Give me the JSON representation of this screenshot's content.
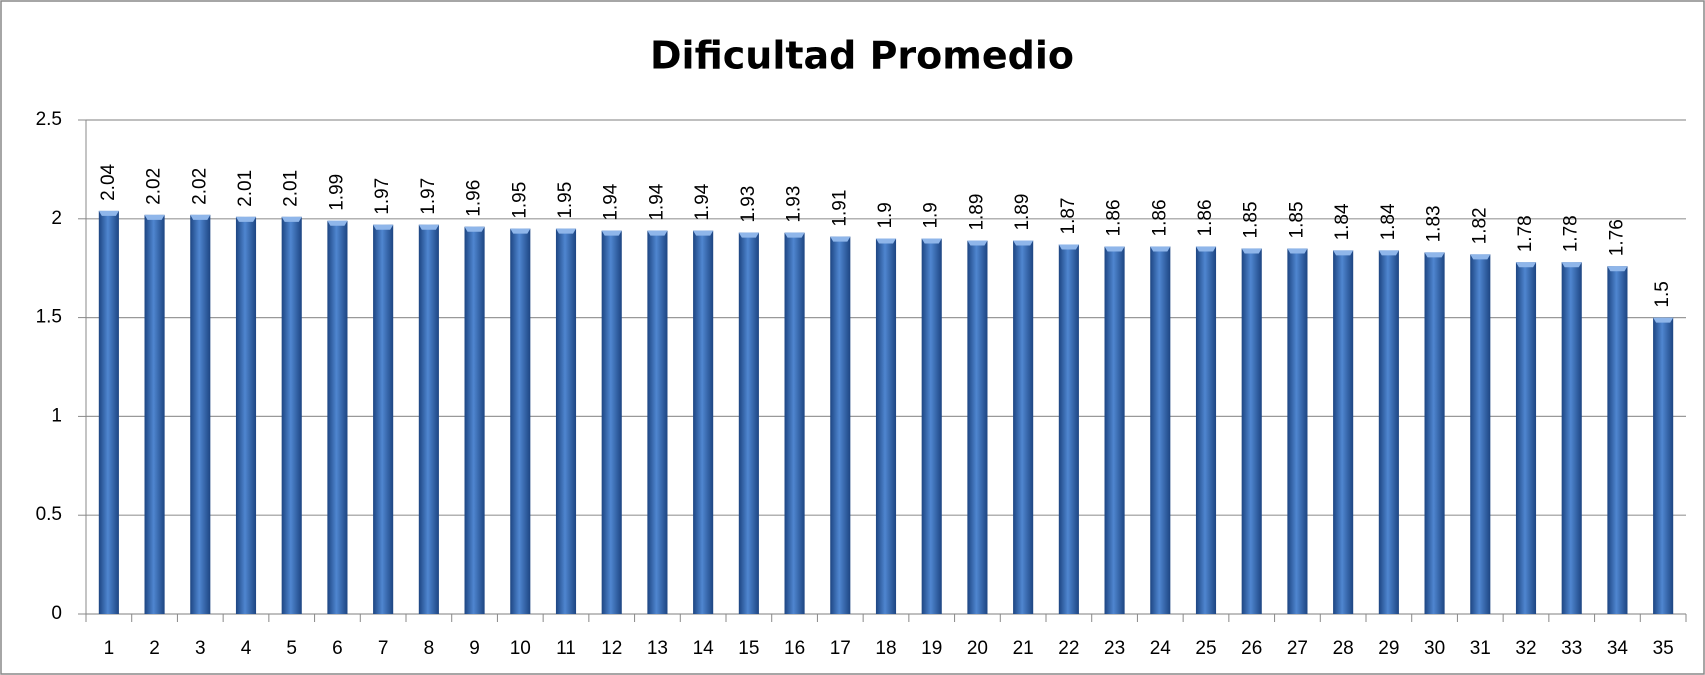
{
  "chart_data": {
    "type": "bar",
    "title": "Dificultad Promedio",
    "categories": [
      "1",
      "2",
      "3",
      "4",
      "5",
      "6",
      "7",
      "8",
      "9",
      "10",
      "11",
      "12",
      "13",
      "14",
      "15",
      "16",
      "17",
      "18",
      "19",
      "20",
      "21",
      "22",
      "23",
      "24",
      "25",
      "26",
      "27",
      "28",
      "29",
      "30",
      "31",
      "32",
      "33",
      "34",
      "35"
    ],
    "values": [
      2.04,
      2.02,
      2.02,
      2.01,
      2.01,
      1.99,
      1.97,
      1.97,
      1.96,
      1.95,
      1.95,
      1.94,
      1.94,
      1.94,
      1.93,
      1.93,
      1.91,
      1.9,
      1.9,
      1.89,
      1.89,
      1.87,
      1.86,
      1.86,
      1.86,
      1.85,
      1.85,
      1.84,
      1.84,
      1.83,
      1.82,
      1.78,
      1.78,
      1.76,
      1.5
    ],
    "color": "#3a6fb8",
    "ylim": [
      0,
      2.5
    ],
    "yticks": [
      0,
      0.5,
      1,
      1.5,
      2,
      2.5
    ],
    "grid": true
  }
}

========================

Required task » Omit the pictures, then output the rest of the listing exactly.

The output »
Give me the JSON representation of this screenshot's content.
{
  "chart_data": {
    "type": "bar",
    "title": "Dificultad Promedio",
    "categories": [
      "1",
      "2",
      "3",
      "4",
      "5",
      "6",
      "7",
      "8",
      "9",
      "10",
      "11",
      "12",
      "13",
      "14",
      "15",
      "16",
      "17",
      "18",
      "19",
      "20",
      "21",
      "22",
      "23",
      "24",
      "25",
      "26",
      "27",
      "28",
      "29",
      "30",
      "31",
      "32",
      "33",
      "34",
      "35"
    ],
    "values": [
      2.04,
      2.02,
      2.02,
      2.01,
      2.01,
      1.99,
      1.97,
      1.97,
      1.96,
      1.95,
      1.95,
      1.94,
      1.94,
      1.94,
      1.93,
      1.93,
      1.91,
      1.9,
      1.9,
      1.89,
      1.89,
      1.87,
      1.86,
      1.86,
      1.86,
      1.85,
      1.85,
      1.84,
      1.84,
      1.83,
      1.82,
      1.78,
      1.78,
      1.76,
      1.5
    ],
    "color": "#3a6fb8",
    "ylim": [
      0,
      2.5
    ],
    "yticks": [
      0,
      0.5,
      1,
      1.5,
      2,
      2.5
    ],
    "grid": true
  }
}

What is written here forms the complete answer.